Can you copy each of the rows below, character for character?

■ PROVIDED ENTRIES ■
-=-=-=-=-

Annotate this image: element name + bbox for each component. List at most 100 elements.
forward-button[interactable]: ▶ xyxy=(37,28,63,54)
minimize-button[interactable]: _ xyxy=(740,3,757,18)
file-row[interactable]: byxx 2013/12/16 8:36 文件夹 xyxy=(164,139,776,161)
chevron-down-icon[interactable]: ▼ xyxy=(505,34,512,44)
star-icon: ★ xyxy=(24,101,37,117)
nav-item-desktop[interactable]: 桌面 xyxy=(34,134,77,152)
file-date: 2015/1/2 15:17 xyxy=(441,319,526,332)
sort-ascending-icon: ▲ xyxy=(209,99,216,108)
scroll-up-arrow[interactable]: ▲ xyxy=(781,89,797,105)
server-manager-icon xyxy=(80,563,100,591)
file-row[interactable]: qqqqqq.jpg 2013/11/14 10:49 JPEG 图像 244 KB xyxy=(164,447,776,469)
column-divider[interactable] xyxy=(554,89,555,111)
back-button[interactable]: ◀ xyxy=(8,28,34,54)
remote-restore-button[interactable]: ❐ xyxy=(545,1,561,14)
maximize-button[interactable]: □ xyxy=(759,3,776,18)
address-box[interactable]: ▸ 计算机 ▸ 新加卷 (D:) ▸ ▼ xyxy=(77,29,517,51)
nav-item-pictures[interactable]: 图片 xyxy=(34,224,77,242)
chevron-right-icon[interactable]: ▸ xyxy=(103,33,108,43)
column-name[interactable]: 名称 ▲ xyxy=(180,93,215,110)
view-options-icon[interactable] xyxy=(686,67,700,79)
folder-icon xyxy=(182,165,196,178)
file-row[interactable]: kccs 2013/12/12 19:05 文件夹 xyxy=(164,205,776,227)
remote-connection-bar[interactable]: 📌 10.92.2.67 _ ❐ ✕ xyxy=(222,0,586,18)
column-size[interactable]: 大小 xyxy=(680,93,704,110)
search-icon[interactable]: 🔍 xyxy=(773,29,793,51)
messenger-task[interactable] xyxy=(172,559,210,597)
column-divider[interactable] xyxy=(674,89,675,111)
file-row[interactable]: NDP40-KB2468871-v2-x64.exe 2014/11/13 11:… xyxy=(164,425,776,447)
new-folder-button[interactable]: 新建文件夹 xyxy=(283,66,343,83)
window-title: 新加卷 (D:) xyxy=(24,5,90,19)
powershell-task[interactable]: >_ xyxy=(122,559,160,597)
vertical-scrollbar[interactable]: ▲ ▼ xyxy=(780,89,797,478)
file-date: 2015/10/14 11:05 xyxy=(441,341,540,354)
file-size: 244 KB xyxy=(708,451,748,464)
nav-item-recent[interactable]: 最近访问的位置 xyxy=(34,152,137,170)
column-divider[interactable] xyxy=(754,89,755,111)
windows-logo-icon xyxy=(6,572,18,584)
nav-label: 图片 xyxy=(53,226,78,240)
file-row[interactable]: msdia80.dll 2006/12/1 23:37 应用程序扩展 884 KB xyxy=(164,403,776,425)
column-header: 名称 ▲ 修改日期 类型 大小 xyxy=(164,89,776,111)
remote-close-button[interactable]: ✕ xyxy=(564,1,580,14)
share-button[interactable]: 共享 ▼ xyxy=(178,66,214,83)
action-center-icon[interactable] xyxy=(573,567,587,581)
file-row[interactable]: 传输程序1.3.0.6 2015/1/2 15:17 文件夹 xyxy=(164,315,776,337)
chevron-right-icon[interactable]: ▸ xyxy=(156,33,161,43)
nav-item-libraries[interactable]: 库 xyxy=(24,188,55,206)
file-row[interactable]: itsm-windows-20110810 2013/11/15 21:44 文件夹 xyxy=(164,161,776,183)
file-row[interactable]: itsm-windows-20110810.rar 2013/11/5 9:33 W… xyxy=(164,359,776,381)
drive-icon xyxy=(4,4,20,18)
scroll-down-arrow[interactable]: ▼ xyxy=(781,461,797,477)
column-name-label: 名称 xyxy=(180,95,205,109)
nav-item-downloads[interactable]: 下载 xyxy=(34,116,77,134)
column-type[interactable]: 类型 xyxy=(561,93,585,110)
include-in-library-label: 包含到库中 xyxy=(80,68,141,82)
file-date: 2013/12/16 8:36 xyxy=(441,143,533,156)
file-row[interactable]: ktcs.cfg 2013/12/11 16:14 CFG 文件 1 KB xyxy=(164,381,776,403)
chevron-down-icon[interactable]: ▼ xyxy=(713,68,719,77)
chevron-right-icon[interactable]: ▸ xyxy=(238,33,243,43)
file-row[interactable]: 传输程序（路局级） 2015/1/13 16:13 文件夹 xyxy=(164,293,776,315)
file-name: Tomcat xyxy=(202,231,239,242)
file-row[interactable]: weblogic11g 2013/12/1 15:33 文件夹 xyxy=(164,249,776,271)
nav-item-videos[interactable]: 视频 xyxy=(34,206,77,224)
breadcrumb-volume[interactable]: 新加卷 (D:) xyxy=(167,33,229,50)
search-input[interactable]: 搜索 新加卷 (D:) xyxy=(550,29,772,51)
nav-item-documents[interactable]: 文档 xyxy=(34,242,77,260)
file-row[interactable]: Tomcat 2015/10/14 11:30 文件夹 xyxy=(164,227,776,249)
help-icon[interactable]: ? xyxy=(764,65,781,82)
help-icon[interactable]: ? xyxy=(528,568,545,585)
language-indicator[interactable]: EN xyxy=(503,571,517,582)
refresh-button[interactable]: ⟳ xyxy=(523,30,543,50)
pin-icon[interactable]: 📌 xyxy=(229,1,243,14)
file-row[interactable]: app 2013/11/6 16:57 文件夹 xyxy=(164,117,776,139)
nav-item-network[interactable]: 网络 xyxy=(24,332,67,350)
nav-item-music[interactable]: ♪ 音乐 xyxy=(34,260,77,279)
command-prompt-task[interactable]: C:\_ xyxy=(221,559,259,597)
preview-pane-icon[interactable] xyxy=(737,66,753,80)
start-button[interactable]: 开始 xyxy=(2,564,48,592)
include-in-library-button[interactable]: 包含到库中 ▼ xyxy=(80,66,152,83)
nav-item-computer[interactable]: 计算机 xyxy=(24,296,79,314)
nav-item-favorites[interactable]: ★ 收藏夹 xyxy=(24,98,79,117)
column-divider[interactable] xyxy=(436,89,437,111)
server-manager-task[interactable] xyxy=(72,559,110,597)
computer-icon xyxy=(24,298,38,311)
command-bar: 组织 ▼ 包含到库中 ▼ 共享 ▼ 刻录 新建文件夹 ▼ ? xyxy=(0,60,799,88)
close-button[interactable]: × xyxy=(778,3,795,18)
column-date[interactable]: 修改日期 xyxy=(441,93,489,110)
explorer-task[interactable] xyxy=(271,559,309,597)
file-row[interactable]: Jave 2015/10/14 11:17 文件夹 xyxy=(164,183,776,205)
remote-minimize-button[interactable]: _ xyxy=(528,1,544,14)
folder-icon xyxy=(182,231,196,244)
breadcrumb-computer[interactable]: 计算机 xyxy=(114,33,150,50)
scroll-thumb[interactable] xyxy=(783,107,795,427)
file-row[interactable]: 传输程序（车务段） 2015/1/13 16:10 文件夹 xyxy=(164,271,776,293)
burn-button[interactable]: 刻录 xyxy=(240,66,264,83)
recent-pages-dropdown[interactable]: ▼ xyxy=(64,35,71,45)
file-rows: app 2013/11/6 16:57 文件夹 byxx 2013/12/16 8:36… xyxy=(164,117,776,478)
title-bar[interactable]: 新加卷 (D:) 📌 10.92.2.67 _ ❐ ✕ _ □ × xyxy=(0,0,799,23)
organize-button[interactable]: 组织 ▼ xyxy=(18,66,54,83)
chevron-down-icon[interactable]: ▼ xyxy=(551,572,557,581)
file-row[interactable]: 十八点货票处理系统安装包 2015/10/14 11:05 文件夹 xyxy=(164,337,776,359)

-=-=-=-=-

■ FINAL ANSWER ■
Annotate this image: element name + bbox for each component. List at most 100 elements.
forward-button[interactable]: ▶ xyxy=(37,28,63,54)
minimize-button[interactable]: _ xyxy=(740,3,757,18)
file-row[interactable]: byxx 2013/12/16 8:36 文件夹 xyxy=(164,139,776,161)
chevron-down-icon[interactable]: ▼ xyxy=(505,34,512,44)
star-icon: ★ xyxy=(24,101,37,117)
nav-item-desktop[interactable]: 桌面 xyxy=(34,134,77,152)
file-date: 2015/1/2 15:17 xyxy=(441,319,526,332)
sort-ascending-icon: ▲ xyxy=(209,99,216,108)
scroll-up-arrow[interactable]: ▲ xyxy=(781,89,797,105)
server-manager-icon xyxy=(80,563,100,591)
file-row[interactable]: qqqqqq.jpg 2013/11/14 10:49 JPEG 图像 244 KB xyxy=(164,447,776,469)
column-divider[interactable] xyxy=(554,89,555,111)
back-button[interactable]: ◀ xyxy=(8,28,34,54)
remote-restore-button[interactable]: ❐ xyxy=(545,1,561,14)
maximize-button[interactable]: □ xyxy=(759,3,776,18)
address-box[interactable]: ▸ 计算机 ▸ 新加卷 (D:) ▸ ▼ xyxy=(77,29,517,51)
nav-item-pictures[interactable]: 图片 xyxy=(34,224,77,242)
chevron-right-icon[interactable]: ▸ xyxy=(103,33,108,43)
column-name[interactable]: 名称 ▲ xyxy=(180,93,215,110)
view-options-icon[interactable] xyxy=(686,67,700,79)
folder-icon xyxy=(182,165,196,178)
file-row[interactable]: kccs 2013/12/12 19:05 文件夹 xyxy=(164,205,776,227)
remote-connection-bar[interactable]: 📌 10.92.2.67 _ ❐ ✕ xyxy=(222,0,586,18)
column-size[interactable]: 大小 xyxy=(680,93,704,110)
search-icon[interactable]: 🔍 xyxy=(773,29,793,51)
messenger-task[interactable] xyxy=(172,559,210,597)
column-divider[interactable] xyxy=(674,89,675,111)
file-row[interactable]: NDP40-KB2468871-v2-x64.exe 2014/11/13 11:… xyxy=(164,425,776,447)
new-folder-button[interactable]: 新建文件夹 xyxy=(283,66,343,83)
window-title: 新加卷 (D:) xyxy=(24,5,90,19)
powershell-task[interactable]: >_ xyxy=(122,559,160,597)
vertical-scrollbar[interactable]: ▲ ▼ xyxy=(780,89,797,478)
file-date: 2015/10/14 11:05 xyxy=(441,341,540,354)
file-size: 244 KB xyxy=(708,451,748,464)
nav-item-recent[interactable]: 最近访问的位置 xyxy=(34,152,137,170)
column-divider[interactable] xyxy=(754,89,755,111)
windows-logo-icon xyxy=(6,572,18,584)
nav-label: 图片 xyxy=(53,226,78,240)
file-row[interactable]: msdia80.dll 2006/12/1 23:37 应用程序扩展 884 KB xyxy=(164,403,776,425)
column-header: 名称 ▲ 修改日期 类型 大小 xyxy=(164,89,776,111)
remote-close-button[interactable]: ✕ xyxy=(564,1,580,14)
share-button[interactable]: 共享 ▼ xyxy=(178,66,214,83)
action-center-icon[interactable] xyxy=(573,567,587,581)
file-row[interactable]: 传输程序1.3.0.6 2015/1/2 15:17 文件夹 xyxy=(164,315,776,337)
chevron-right-icon[interactable]: ▸ xyxy=(156,33,161,43)
nav-item-libraries[interactable]: 库 xyxy=(24,188,55,206)
file-row[interactable]: itsm-windows-20110810 2013/11/15 21:44 文件夹 xyxy=(164,161,776,183)
file-row[interactable]: itsm-windows-20110810.rar 2013/11/5 9:33 W… xyxy=(164,359,776,381)
drive-icon xyxy=(4,4,20,18)
scroll-down-arrow[interactable]: ▼ xyxy=(781,461,797,477)
column-name-label: 名称 xyxy=(180,95,205,109)
nav-item-downloads[interactable]: 下载 xyxy=(34,116,77,134)
column-type[interactable]: 类型 xyxy=(561,93,585,110)
include-in-library-label: 包含到库中 xyxy=(80,68,141,82)
file-date: 2013/12/16 8:36 xyxy=(441,143,533,156)
file-row[interactable]: ktcs.cfg 2013/12/11 16:14 CFG 文件 1 KB xyxy=(164,381,776,403)
chevron-down-icon[interactable]: ▼ xyxy=(713,68,719,77)
chevron-right-icon[interactable]: ▸ xyxy=(238,33,243,43)
file-row[interactable]: 传输程序（路局级） 2015/1/13 16:13 文件夹 xyxy=(164,293,776,315)
file-name: Tomcat xyxy=(202,231,239,242)
file-row[interactable]: weblogic11g 2013/12/1 15:33 文件夹 xyxy=(164,249,776,271)
nav-item-videos[interactable]: 视频 xyxy=(34,206,77,224)
breadcrumb-volume[interactable]: 新加卷 (D:) xyxy=(167,33,229,50)
search-input[interactable]: 搜索 新加卷 (D:) xyxy=(550,29,772,51)
nav-item-documents[interactable]: 文档 xyxy=(34,242,77,260)
file-row[interactable]: Tomcat 2015/10/14 11:30 文件夹 xyxy=(164,227,776,249)
help-icon[interactable]: ? xyxy=(764,65,781,82)
help-icon[interactable]: ? xyxy=(528,568,545,585)
language-indicator[interactable]: EN xyxy=(503,571,517,582)
refresh-button[interactable]: ⟳ xyxy=(523,30,543,50)
pin-icon[interactable]: 📌 xyxy=(229,1,243,14)
file-row[interactable]: app 2013/11/6 16:57 文件夹 xyxy=(164,117,776,139)
nav-item-network[interactable]: 网络 xyxy=(24,332,67,350)
nav-item-music[interactable]: ♪ 音乐 xyxy=(34,260,77,279)
command-prompt-task[interactable]: C:\_ xyxy=(221,559,259,597)
preview-pane-icon[interactable] xyxy=(737,66,753,80)
start-button[interactable]: 开始 xyxy=(2,564,48,592)
include-in-library-button[interactable]: 包含到库中 ▼ xyxy=(80,66,152,83)
nav-item-computer[interactable]: 计算机 xyxy=(24,296,79,314)
nav-item-favorites[interactable]: ★ 收藏夹 xyxy=(24,98,79,117)
column-divider[interactable] xyxy=(436,89,437,111)
server-manager-task[interactable] xyxy=(72,559,110,597)
computer-icon xyxy=(24,298,38,311)
command-bar: 组织 ▼ 包含到库中 ▼ 共享 ▼ 刻录 新建文件夹 ▼ ? xyxy=(0,60,799,88)
close-button[interactable]: × xyxy=(778,3,795,18)
column-date[interactable]: 修改日期 xyxy=(441,93,489,110)
explorer-task[interactable] xyxy=(271,559,309,597)
file-row[interactable]: Jave 2015/10/14 11:17 文件夹 xyxy=(164,183,776,205)
remote-minimize-button[interactable]: _ xyxy=(528,1,544,14)
folder-icon xyxy=(182,231,196,244)
breadcrumb-computer[interactable]: 计算机 xyxy=(114,33,150,50)
scroll-thumb[interactable] xyxy=(783,107,795,427)
file-row[interactable]: 传输程序（车务段） 2015/1/13 16:10 文件夹 xyxy=(164,271,776,293)
burn-button[interactable]: 刻录 xyxy=(240,66,264,83)
recent-pages-dropdown[interactable]: ▼ xyxy=(64,35,71,45)
file-rows: app 2013/11/6 16:57 文件夹 byxx 2013/12/16 8:36… xyxy=(164,117,776,478)
title-bar[interactable]: 新加卷 (D:) 📌 10.92.2.67 _ ❐ ✕ _ □ × xyxy=(0,0,799,23)
organize-button[interactable]: 组织 ▼ xyxy=(18,66,54,83)
chevron-down-icon[interactable]: ▼ xyxy=(551,572,557,581)
file-row[interactable]: 十八点货票处理系统安装包 2015/10/14 11:05 文件夹 xyxy=(164,337,776,359)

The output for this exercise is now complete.